WHAT IS NEEDED: From the listing below, pick out each line with the word "order".

[Records]
══════
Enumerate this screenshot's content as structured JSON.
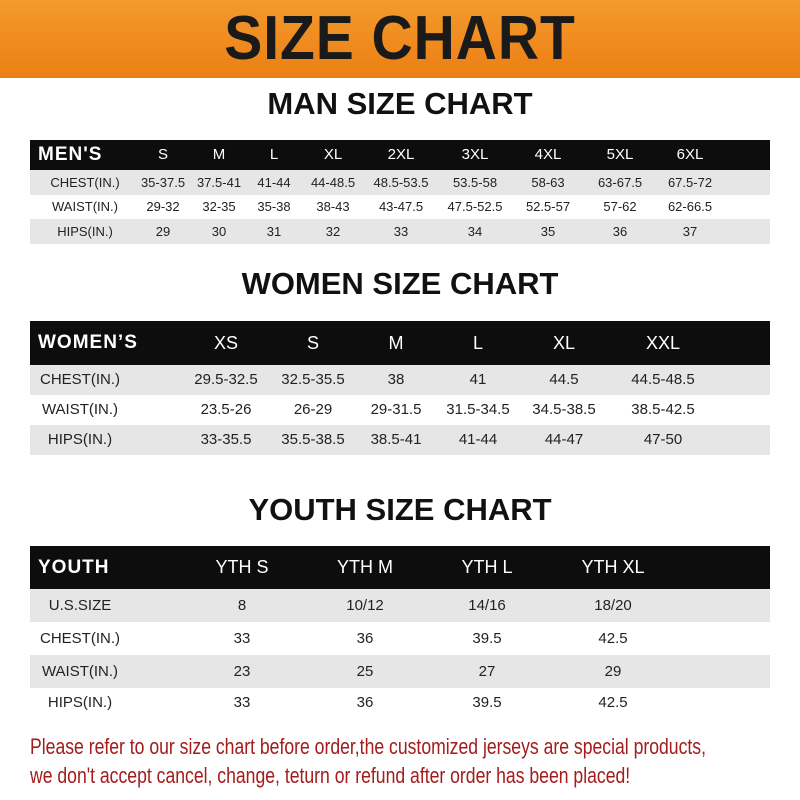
{
  "title": "SIZE CHART",
  "colors": {
    "banner": "#ef8a1e",
    "header_row": "#0d0d0d",
    "stripe": "#e6e6e6",
    "notice": "#a41c1c"
  },
  "men": {
    "title": "MAN SIZE CHART",
    "header_label": "MEN'S",
    "sizes": [
      "S",
      "M",
      "L",
      "XL",
      "2XL",
      "3XL",
      "4XL",
      "5XL",
      "6XL"
    ],
    "rows": [
      {
        "label": "CHEST(IN.)",
        "values": [
          "35-37.5",
          "37.5-41",
          "41-44",
          "44-48.5",
          "48.5-53.5",
          "53.5-58",
          "58-63",
          "63-67.5",
          "67.5-72"
        ]
      },
      {
        "label": "WAIST(IN.)",
        "values": [
          "29-32",
          "32-35",
          "35-38",
          "38-43",
          "43-47.5",
          "47.5-52.5",
          "52.5-57",
          "57-62",
          "62-66.5"
        ]
      },
      {
        "label": "HIPS(IN.)",
        "values": [
          "29",
          "30",
          "31",
          "32",
          "33",
          "34",
          "35",
          "36",
          "37"
        ]
      }
    ]
  },
  "women": {
    "title": "WOMEN SIZE CHART",
    "header_label": "WOMEN’S",
    "sizes": [
      "XS",
      "S",
      "M",
      "L",
      "XL",
      "XXL"
    ],
    "rows": [
      {
        "label": "CHEST(IN.)",
        "values": [
          "29.5-32.5",
          "32.5-35.5",
          "38",
          "41",
          "44.5",
          "44.5-48.5"
        ]
      },
      {
        "label": "WAIST(IN.)",
        "values": [
          "23.5-26",
          "26-29",
          "29-31.5",
          "31.5-34.5",
          "34.5-38.5",
          "38.5-42.5"
        ]
      },
      {
        "label": "HIPS(IN.)",
        "values": [
          "33-35.5",
          "35.5-38.5",
          "38.5-41",
          "41-44",
          "44-47",
          "47-50"
        ]
      }
    ]
  },
  "youth": {
    "title": "YOUTH SIZE CHART",
    "header_label": "YOUTH",
    "sizes": [
      "YTH S",
      "YTH M",
      "YTH L",
      "YTH XL"
    ],
    "rows": [
      {
        "label": "U.S.SIZE",
        "values": [
          "8",
          "10/12",
          "14/16",
          "18/20"
        ]
      },
      {
        "label": "CHEST(IN.)",
        "values": [
          "33",
          "36",
          "39.5",
          "42.5"
        ]
      },
      {
        "label": "WAIST(IN.)",
        "values": [
          "23",
          "25",
          "27",
          "29"
        ]
      },
      {
        "label": "HIPS(IN.)",
        "values": [
          "33",
          "36",
          "39.5",
          "42.5"
        ]
      }
    ]
  },
  "notice": {
    "line1": "Please refer to our size chart before order,the customized jerseys are special products,",
    "line2": "we don't accept cancel, change, teturn or refund after order has been placed!"
  }
}
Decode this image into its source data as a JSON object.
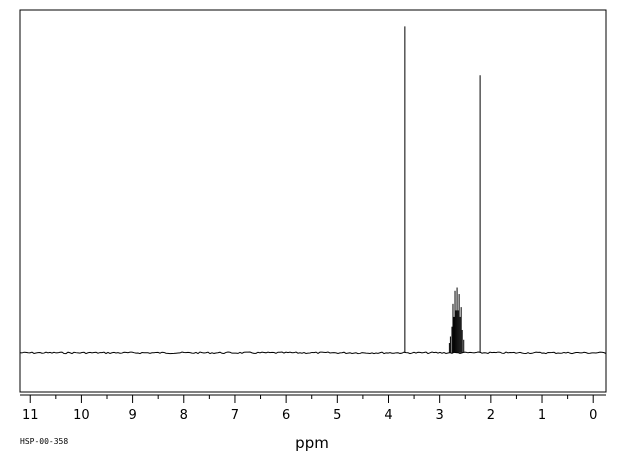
{
  "chart_data": {
    "type": "line",
    "title": "",
    "xlabel": "ppm",
    "ylabel": "",
    "spectrum_code": "HSP-00-358",
    "x_reversed": true,
    "xlim": [
      11.2,
      -0.25
    ],
    "ylim": [
      -0.12,
      1.05
    ],
    "grid": false,
    "x_ticks": [
      11,
      10,
      9,
      8,
      7,
      6,
      5,
      4,
      3,
      2,
      1,
      0
    ],
    "x_tick_labels": [
      "11",
      "10",
      "9",
      "8",
      "7",
      "6",
      "5",
      "4",
      "3",
      "2",
      "1",
      "0"
    ],
    "series": [
      {
        "values": [
          {
            "x": 3.68,
            "y": 1.0
          },
          {
            "x": 2.81,
            "y": 0.03
          },
          {
            "x": 2.79,
            "y": 0.05
          },
          {
            "x": 2.76,
            "y": 0.08
          },
          {
            "x": 2.74,
            "y": 0.15
          },
          {
            "x": 2.72,
            "y": 0.11
          },
          {
            "x": 2.7,
            "y": 0.19
          },
          {
            "x": 2.68,
            "y": 0.13
          },
          {
            "x": 2.66,
            "y": 0.2
          },
          {
            "x": 2.64,
            "y": 0.13
          },
          {
            "x": 2.62,
            "y": 0.18
          },
          {
            "x": 2.6,
            "y": 0.11
          },
          {
            "x": 2.58,
            "y": 0.14
          },
          {
            "x": 2.56,
            "y": 0.07
          },
          {
            "x": 2.53,
            "y": 0.04
          },
          {
            "x": 2.21,
            "y": 0.85
          }
        ]
      }
    ]
  }
}
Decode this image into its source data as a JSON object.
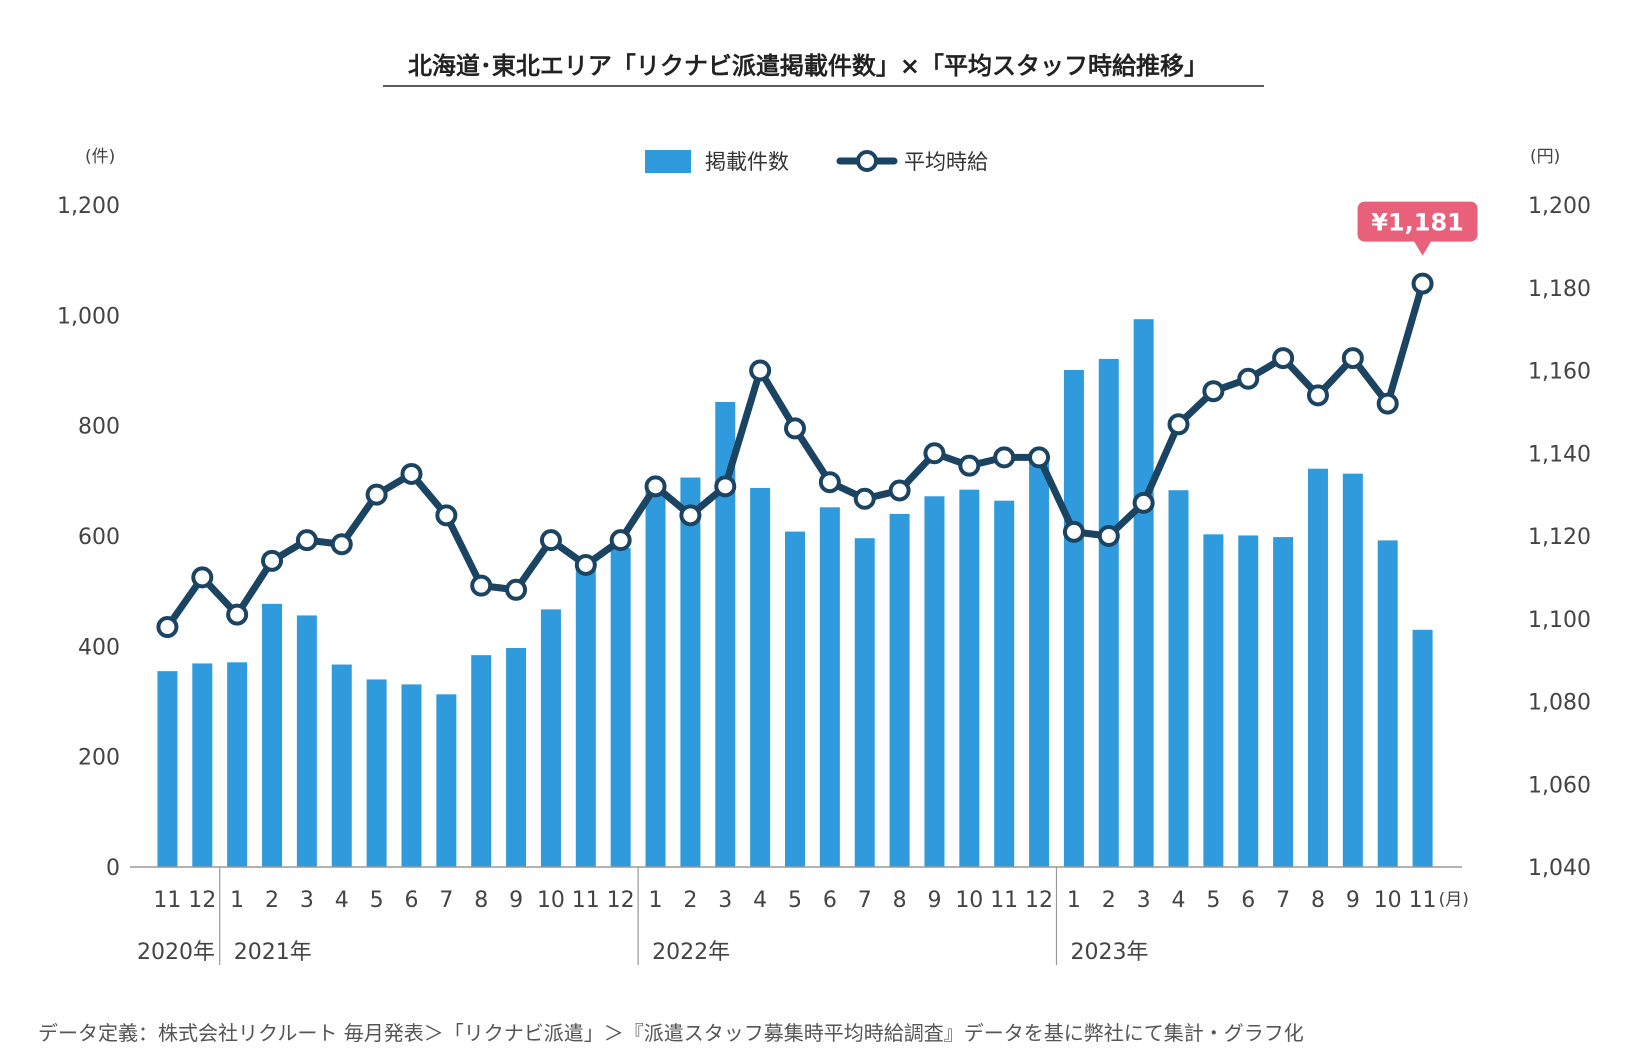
{
  "title": "北海道･東北エリア「リクナビ派遣掲載件数」×「平均スタッフ時給推移」",
  "source_note": "データ定義：株式会社リクルート 毎月発表＞「リクナビ派遣」＞『派遣スタッフ募集時平均時給調査』データを基に弊社にて集計・グラフ化",
  "colors": {
    "bar": "#2f9bdc",
    "line": "#1b4462",
    "callout": "#e9607a",
    "axis": "#999999"
  },
  "chart_data": {
    "type": "bar+line",
    "title": "北海道･東北エリア「リクナビ派遣掲載件数」×「平均スタッフ時給推移」",
    "categories": [
      "11",
      "12",
      "1",
      "2",
      "3",
      "4",
      "5",
      "6",
      "7",
      "8",
      "9",
      "10",
      "11",
      "12",
      "1",
      "2",
      "3",
      "4",
      "5",
      "6",
      "7",
      "8",
      "9",
      "10",
      "11",
      "12",
      "1",
      "2",
      "3",
      "4",
      "5",
      "6",
      "7",
      "8",
      "9",
      "10",
      "11"
    ],
    "x_unit": "(月)",
    "year_labels": [
      {
        "label": "2020年",
        "start_index": 0
      },
      {
        "label": "2021年",
        "start_index": 2
      },
      {
        "label": "2022年",
        "start_index": 14
      },
      {
        "label": "2023年",
        "start_index": 26
      }
    ],
    "legend": {
      "bar": "掲載件数",
      "line": "平均時給"
    },
    "left_axis": {
      "unit": "(件)",
      "range": [
        0,
        1200
      ],
      "ticks": [
        "0",
        "200",
        "400",
        "600",
        "800",
        "1,000",
        "1,200"
      ]
    },
    "right_axis": {
      "unit": "(円)",
      "range": [
        1040,
        1200
      ],
      "ticks": [
        "1,040",
        "1,060",
        "1,080",
        "1,100",
        "1,120",
        "1,140",
        "1,160",
        "1,180",
        "1,200"
      ]
    },
    "series": [
      {
        "name": "掲載件数",
        "type": "bar",
        "axis": "left",
        "values": [
          355,
          369,
          371,
          477,
          456,
          367,
          340,
          331,
          313,
          384,
          397,
          467,
          543,
          578,
          688,
          706,
          843,
          687,
          608,
          652,
          596,
          640,
          672,
          684,
          664,
          740,
          901,
          921,
          993,
          683,
          603,
          601,
          598,
          722,
          713,
          592,
          430
        ]
      },
      {
        "name": "平均時給",
        "type": "line",
        "axis": "right",
        "values": [
          1098,
          1110,
          1101,
          1114,
          1119,
          1118,
          1130,
          1135,
          1125,
          1108,
          1107,
          1119,
          1113,
          1119,
          1132,
          1125,
          1132,
          1160,
          1146,
          1133,
          1129,
          1131,
          1140,
          1137,
          1139,
          1139,
          1121,
          1120,
          1128,
          1147,
          1155,
          1158,
          1163,
          1154,
          1163,
          1152,
          1181
        ]
      }
    ],
    "callout": {
      "label": "¥1,181",
      "index": 36
    },
    "grid": false
  }
}
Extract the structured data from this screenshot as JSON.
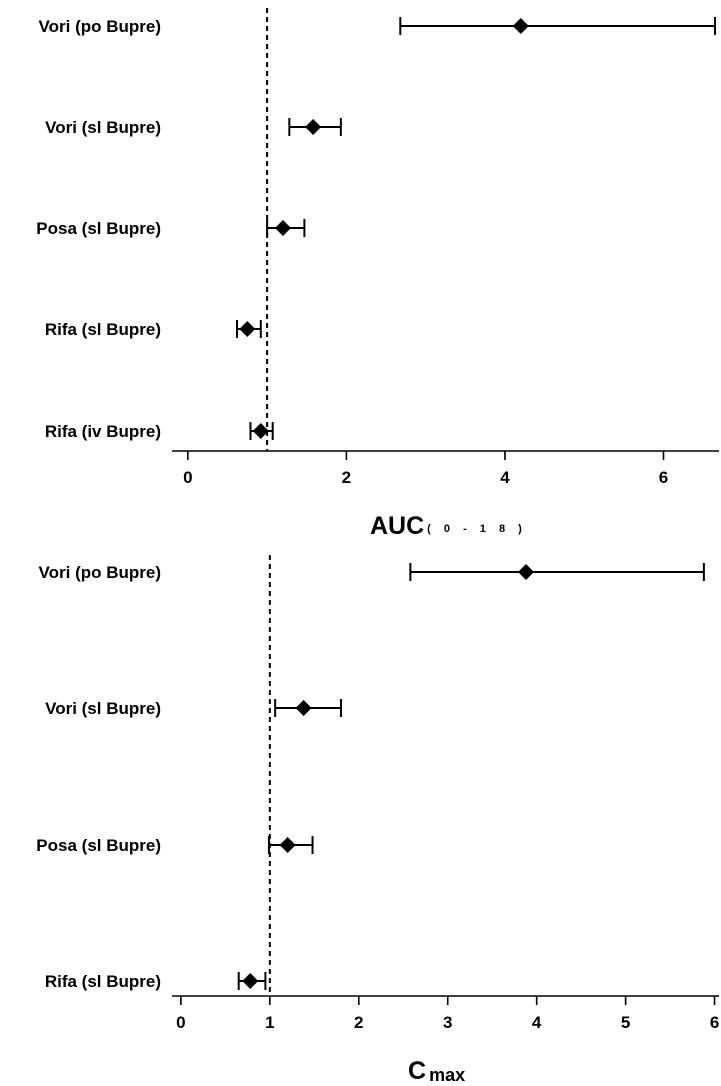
{
  "chart_data": [
    {
      "type": "forest",
      "xlabel": "AUC",
      "xlabel_subscript": "( 0 - 1 8 )",
      "reference_line": 1,
      "xlim": [
        -0.2,
        6.7
      ],
      "xticks": [
        "0",
        "2",
        "4",
        "6"
      ],
      "xtick_values": [
        0,
        2,
        4,
        6
      ],
      "grid": false,
      "series": [
        {
          "label": "Vori (po Bupre)",
          "estimate": 4.2,
          "lower": 2.68,
          "upper": 6.65
        },
        {
          "label": "Vori (sl Bupre)",
          "estimate": 1.58,
          "lower": 1.28,
          "upper": 1.93
        },
        {
          "label": "Posa (sl Bupre)",
          "estimate": 1.2,
          "lower": 1.0,
          "upper": 1.47
        },
        {
          "label": "Rifa (sl Bupre)",
          "estimate": 0.75,
          "lower": 0.62,
          "upper": 0.92
        },
        {
          "label": "Rifa (iv Bupre)",
          "estimate": 0.92,
          "lower": 0.79,
          "upper": 1.07
        }
      ]
    },
    {
      "type": "forest",
      "xlabel": "C",
      "xlabel_subscript": "max",
      "reference_line": 1,
      "xlim": [
        -0.1,
        6.05
      ],
      "xticks": [
        "0",
        "1",
        "2",
        "3",
        "4",
        "5",
        "6"
      ],
      "xtick_values": [
        0,
        1,
        2,
        3,
        4,
        5,
        6
      ],
      "grid": false,
      "series": [
        {
          "label": "Vori (po Bupre)",
          "estimate": 3.88,
          "lower": 2.58,
          "upper": 5.88
        },
        {
          "label": "Vori (sl Bupre)",
          "estimate": 1.38,
          "lower": 1.06,
          "upper": 1.8
        },
        {
          "label": "Posa (sl Bupre)",
          "estimate": 1.2,
          "lower": 0.99,
          "upper": 1.48
        },
        {
          "label": "Rifa (sl Bupre)",
          "estimate": 0.78,
          "lower": 0.65,
          "upper": 0.95
        }
      ]
    }
  ]
}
══════
SOLUTION TO THE PROBLEM:
    "line1": "Please refer to our size chart before order,the customized jerseys are special products,",
    "line2": "we don't accept cancel, change, teturn or refund after order has been placed!"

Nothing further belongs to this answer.